Dataset records
◇ ◇ ◇

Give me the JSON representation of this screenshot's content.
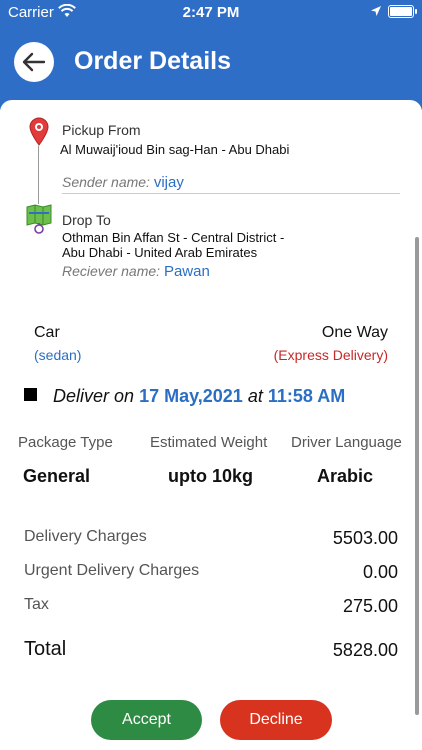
{
  "status": {
    "carrier": "Carrier",
    "time": "2:47 PM"
  },
  "header": {
    "title": "Order Details"
  },
  "pickup": {
    "label": "Pickup From",
    "address": "Al Muwaij'ioud Bin sag-Han - Abu Dhabi",
    "name_label": "Sender name:",
    "name": "vijay"
  },
  "dropoff": {
    "label": "Drop To",
    "address_line1": "Othman Bin Affan St - Central District -",
    "address_line2": "Abu Dhabi - United Arab Emirates",
    "name_label": "Reciever name:",
    "name": "Pawan"
  },
  "vehicle": {
    "type": "Car",
    "subtype": "(sedan)"
  },
  "trip": {
    "type": "One Way",
    "subtype": "(Express Delivery)"
  },
  "delivery": {
    "prefix": "Deliver on",
    "date": "17 May,2021",
    "at": "at",
    "time": "11:58 AM"
  },
  "details": {
    "headers": [
      "Package Type",
      "Estimated Weight",
      "Driver Language"
    ],
    "values": [
      "General",
      "upto 10kg",
      "Arabic"
    ]
  },
  "charges": [
    {
      "label": "Delivery Charges",
      "value": "5503.00"
    },
    {
      "label": "Urgent Delivery Charges",
      "value": "0.00"
    },
    {
      "label": "Tax",
      "value": "275.00"
    }
  ],
  "total": {
    "label": "Total",
    "value": "5828.00"
  },
  "actions": {
    "accept": "Accept",
    "decline": "Decline"
  },
  "colors": {
    "primary": "#2f6ec7",
    "accent_blue": "#2a6fc4",
    "accept": "#2e8b44",
    "decline": "#d8331f",
    "express_red": "#c62828"
  },
  "icons": {
    "back": "arrow-left-icon",
    "pickup": "location-pin-icon",
    "drop": "map-icon",
    "wifi": "wifi-icon",
    "location": "location-arrow-icon",
    "battery": "battery-icon"
  }
}
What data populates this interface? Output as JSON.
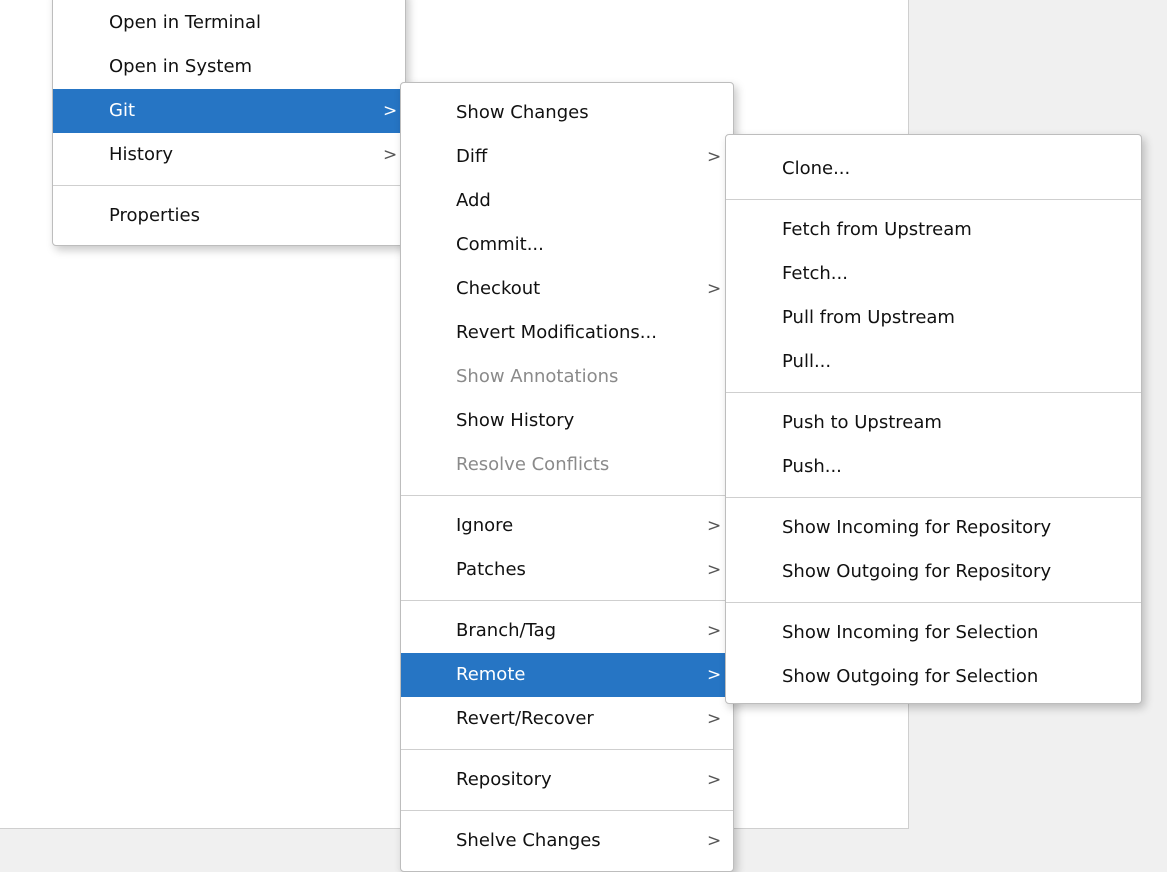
{
  "menu1": {
    "items": [
      {
        "label": "Open in Terminal"
      },
      {
        "label": "Open in System"
      },
      {
        "label": "Git",
        "arrow": ">"
      },
      {
        "label": "History",
        "arrow": ">"
      },
      {
        "label": "Properties"
      }
    ]
  },
  "menu2": {
    "items": [
      {
        "label": "Show Changes"
      },
      {
        "label": "Diff",
        "arrow": ">"
      },
      {
        "label": "Add"
      },
      {
        "label": "Commit..."
      },
      {
        "label": "Checkout",
        "arrow": ">"
      },
      {
        "label": "Revert Modifications..."
      },
      {
        "label": "Show Annotations"
      },
      {
        "label": "Show History"
      },
      {
        "label": "Resolve Conflicts"
      },
      {
        "label": "Ignore",
        "arrow": ">"
      },
      {
        "label": "Patches",
        "arrow": ">"
      },
      {
        "label": "Branch/Tag",
        "arrow": ">"
      },
      {
        "label": "Remote",
        "arrow": ">"
      },
      {
        "label": "Revert/Recover",
        "arrow": ">"
      },
      {
        "label": "Repository",
        "arrow": ">"
      },
      {
        "label": "Shelve Changes",
        "arrow": ">"
      }
    ]
  },
  "menu3": {
    "items": [
      {
        "label": "Clone..."
      },
      {
        "label": "Fetch from Upstream"
      },
      {
        "label": "Fetch..."
      },
      {
        "label": "Pull from Upstream"
      },
      {
        "label": "Pull..."
      },
      {
        "label": "Push to Upstream"
      },
      {
        "label": "Push..."
      },
      {
        "label": "Show Incoming for Repository"
      },
      {
        "label": "Show Outgoing for Repository"
      },
      {
        "label": "Show Incoming for Selection"
      },
      {
        "label": "Show Outgoing for Selection"
      }
    ]
  },
  "colors": {
    "selection": "#2675c4",
    "disabled_text": "#8a8a8a"
  }
}
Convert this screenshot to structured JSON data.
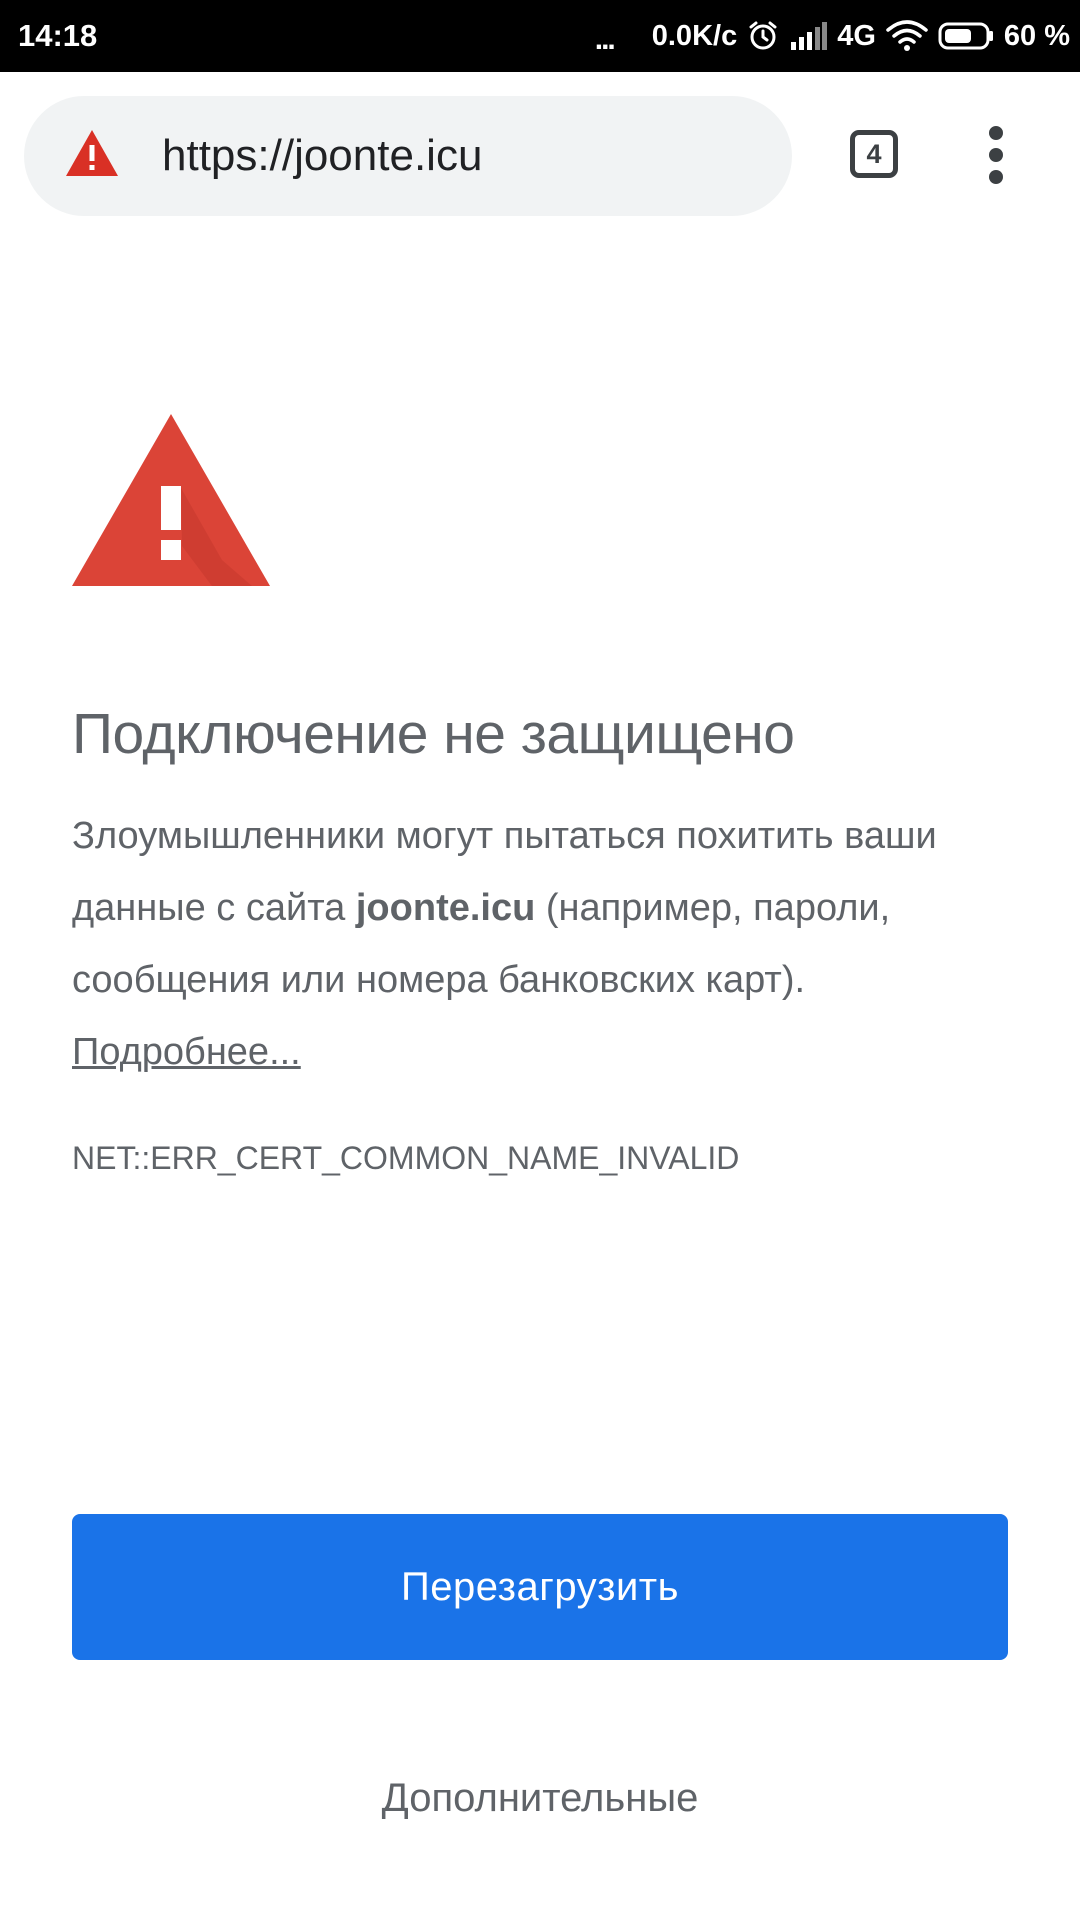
{
  "status_bar": {
    "time": "14:18",
    "more_indicator": "...",
    "network_speed": "0.0K/c",
    "network_type": "4G",
    "battery_percent": "60 %",
    "icons": [
      "alarm-icon",
      "cellular-signal-icon",
      "wifi-icon",
      "battery-icon"
    ]
  },
  "toolbar": {
    "url": "https://joonte.icu",
    "tab_count": "4",
    "security_icon": "not-secure-warning-icon",
    "menu_icon": "more-vert-icon"
  },
  "interstitial": {
    "icon": "warning-triangle-icon",
    "heading": "Подключение не защищено",
    "explanation_part1": "Злоумышленники могут пытаться похитить ваши данные с сайта ",
    "domain": "joonte.icu",
    "explanation_part2": " (например, пароли, сообщения или номера банковских карт).",
    "learn_more": "Подробнее...",
    "error_code": "NET::ERR_CERT_COMMON_NAME_INVALID"
  },
  "buttons": {
    "reload": "Перезагрузить",
    "details": "Дополнительные"
  },
  "colors": {
    "warning_red": "#d93025",
    "primary_blue": "#1a73e8",
    "text_gray": "#5f6368",
    "url_bar_bg": "#f1f3f4"
  }
}
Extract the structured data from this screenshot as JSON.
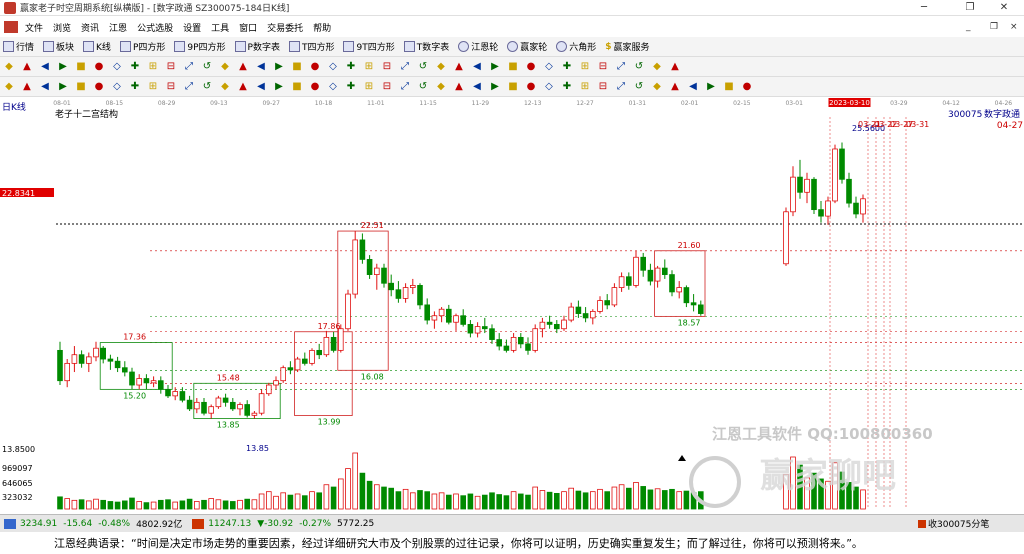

◇ ◇ ◇

WHAT TO WORK ON
Give back the entries verbatim. Do not include any picture.

ANSWER TO THE EXERCISE
Give me the JSON representation of this screenshot's content.
{
  "status": {
    "carrier": "Carrier",
    "time": "2:47 PM"
  },
  "header": {
    "title": "Order Details"
  },
  "pickup": {
    "label": "Pickup From",
    "address": "Al Muwaij'ioud Bin sag-Han - Abu Dhabi",
    "name_label": "Sender name:",
    "name": "vijay"
  },
  "dropoff": {
    "label": "Drop To",
    "address_line1": "Othman Bin Affan St - Central District -",
    "address_line2": "Abu Dhabi - United Arab Emirates",
    "name_label": "Reciever name:",
    "name": "Pawan"
  },
  "vehicle": {
    "type": "Car",
    "subtype": "(sedan)"
  },
  "trip": {
    "type": "One Way",
    "subtype": "(Express Delivery)"
  },
  "delivery": {
    "prefix": "Deliver on",
    "date": "17 May,2021",
    "at": "at",
    "time": "11:58 AM"
  },
  "details": {
    "headers": [
      "Package Type",
      "Estimated Weight",
      "Driver Language"
    ],
    "values": [
      "General",
      "upto 10kg",
      "Arabic"
    ]
  },
  "charges": [
    {
      "label": "Delivery Charges",
      "value": "5503.00"
    },
    {
      "label": "Urgent Delivery Charges",
      "value": "0.00"
    },
    {
      "label": "Tax",
      "value": "275.00"
    }
  ],
  "total": {
    "label": "Total",
    "value": "5828.00"
  },
  "actions": {
    "accept": "Accept",
    "decline": "Decline"
  },
  "colors": {
    "primary": "#2f6ec7",
    "accent_blue": "#2a6fc4",
    "accept": "#2e8b44",
    "decline": "#d8331f",
    "express_red": "#c62828"
  },
  "icons": {
    "back": "arrow-left-icon",
    "pickup": "location-pin-icon",
    "drop": "map-icon",
    "wifi": "wifi-icon",
    "location": "location-arrow-icon",
    "battery": "battery-icon"
  }
}
What data populates this interface? Output as JSON.
{
  "menu1": {
    "items": [
      {
        "label": "Open in Terminal"
      },
      {
        "label": "Open in System"
      },
      {
        "label": "Git",
        "arrow": ">"
      },
      {
        "label": "History",
        "arrow": ">"
      },
      {
        "label": "Properties"
      }
    ]
  },
  "menu2": {
    "items": [
      {
        "label": "Show Changes"
      },
      {
        "label": "Diff",
        "arrow": ">"
      },
      {
        "label": "Add"
      },
      {
        "label": "Commit..."
      },
      {
        "label": "Checkout",
        "arrow": ">"
      },
      {
        "label": "Revert Modifications..."
      },
      {
        "label": "Show Annotations"
      },
      {
        "label": "Show History"
      },
      {
        "label": "Resolve Conflicts"
      },
      {
        "label": "Ignore",
        "arrow": ">"
      },
      {
        "label": "Patches",
        "arrow": ">"
      },
      {
        "label": "Branch/Tag",
        "arrow": ">"
      },
      {
        "label": "Remote",
        "arrow": ">"
      },
      {
        "label": "Revert/Recover",
        "arrow": ">"
      },
      {
        "label": "Repository",
        "arrow": ">"
      },
      {
        "label": "Shelve Changes",
        "arrow": ">"
      }
    ]
  },
  "menu3": {
    "items": [
      {
        "label": "Clone..."
      },
      {
        "label": "Fetch from Upstream"
      },
      {
        "label": "Fetch..."
      },
      {
        "label": "Pull from Upstream"
      },
      {
        "label": "Pull..."
      },
      {
        "label": "Push to Upstream"
      },
      {
        "label": "Push..."
      },
      {
        "label": "Show Incoming for Repository"
      },
      {
        "label": "Show Outgoing for Repository"
      },
      {
        "label": "Show Incoming for Selection"
      },
      {
        "label": "Show Outgoing for Selection"
      }
    ]
  },
  "colors": {
    "selection": "#2675c4",
    "disabled_text": "#8a8a8a"
  }
}
Convert this screenshot to structured JSON data.
{
  "status_bar": {
    "time": "14:18",
    "more_indicator": "...",
    "network_speed": "0.0K/c",
    "network_type": "4G",
    "battery_percent": "60 %",
    "icons": [
      "alarm-icon",
      "cellular-signal-icon",
      "wifi-icon",
      "battery-icon"
    ]
  },
  "toolbar": {
    "url": "https://joonte.icu",
    "tab_count": "4",
    "security_icon": "not-secure-warning-icon",
    "menu_icon": "more-vert-icon"
  },
  "interstitial": {
    "icon": "warning-triangle-icon",
    "heading": "Подключение не защищено",
    "explanation_part1": "Злоумышленники могут пытаться похитить ваши данные с сайта ",
    "domain": "joonte.icu",
    "explanation_part2": " (например, пароли, сообщения или номера банковских карт).",
    "learn_more": "Подробнее...",
    "error_code": "NET::ERR_CERT_COMMON_NAME_INVALID"
  },
  "buttons": {
    "reload": "Перезагрузить",
    "details": "Дополнительные"
  },
  "colors": {
    "warning_red": "#d93025",
    "primary_blue": "#1a73e8",
    "text_gray": "#5f6368",
    "url_bar_bg": "#f1f3f4"
  }
}
Extract the structured data from this screenshot as JSON.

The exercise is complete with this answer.